_Task directions_
Pull out every line below containing the word "Validação".

(Items from a figure collection)
============
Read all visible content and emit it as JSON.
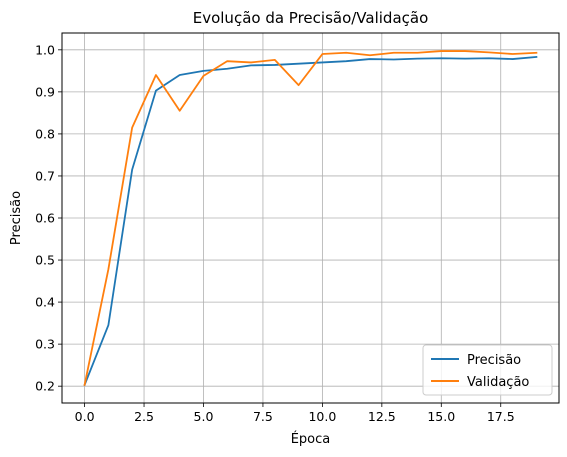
{
  "chart_data": {
    "type": "line",
    "title": "Evolução da Precisão/Validação",
    "xlabel": "Época",
    "ylabel": "Precisão",
    "xlim": [
      -0.95,
      19.95
    ],
    "ylim": [
      0.16,
      1.04
    ],
    "x_ticks": [
      0.0,
      2.5,
      5.0,
      7.5,
      10.0,
      12.5,
      15.0,
      17.5
    ],
    "x_tick_labels": [
      "0.0",
      "2.5",
      "5.0",
      "7.5",
      "10.0",
      "12.5",
      "15.0",
      "17.5"
    ],
    "y_ticks": [
      0.2,
      0.3,
      0.4,
      0.5,
      0.6,
      0.7,
      0.8,
      0.9,
      1.0
    ],
    "y_tick_labels": [
      "0.2",
      "0.3",
      "0.4",
      "0.5",
      "0.6",
      "0.7",
      "0.8",
      "0.9",
      "1.0"
    ],
    "grid": true,
    "legend_position": "lower-right",
    "x": [
      0,
      1,
      2,
      3,
      4,
      5,
      6,
      7,
      8,
      9,
      10,
      11,
      12,
      13,
      14,
      15,
      16,
      17,
      18,
      19
    ],
    "series": [
      {
        "name": "Precisão",
        "color": "#1f77b4",
        "values": [
          0.203,
          0.345,
          0.715,
          0.903,
          0.94,
          0.95,
          0.955,
          0.963,
          0.964,
          0.967,
          0.97,
          0.973,
          0.978,
          0.977,
          0.979,
          0.98,
          0.979,
          0.98,
          0.978,
          0.983
        ]
      },
      {
        "name": "Validação",
        "color": "#ff7f0e",
        "values": [
          0.203,
          0.478,
          0.815,
          0.94,
          0.855,
          0.938,
          0.973,
          0.97,
          0.976,
          0.916,
          0.99,
          0.993,
          0.987,
          0.993,
          0.993,
          0.997,
          0.997,
          0.994,
          0.99,
          0.993
        ]
      }
    ]
  }
}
============
_Task response_
    "title": "Evolução da Precisão/Validação",
        "name": "Validação",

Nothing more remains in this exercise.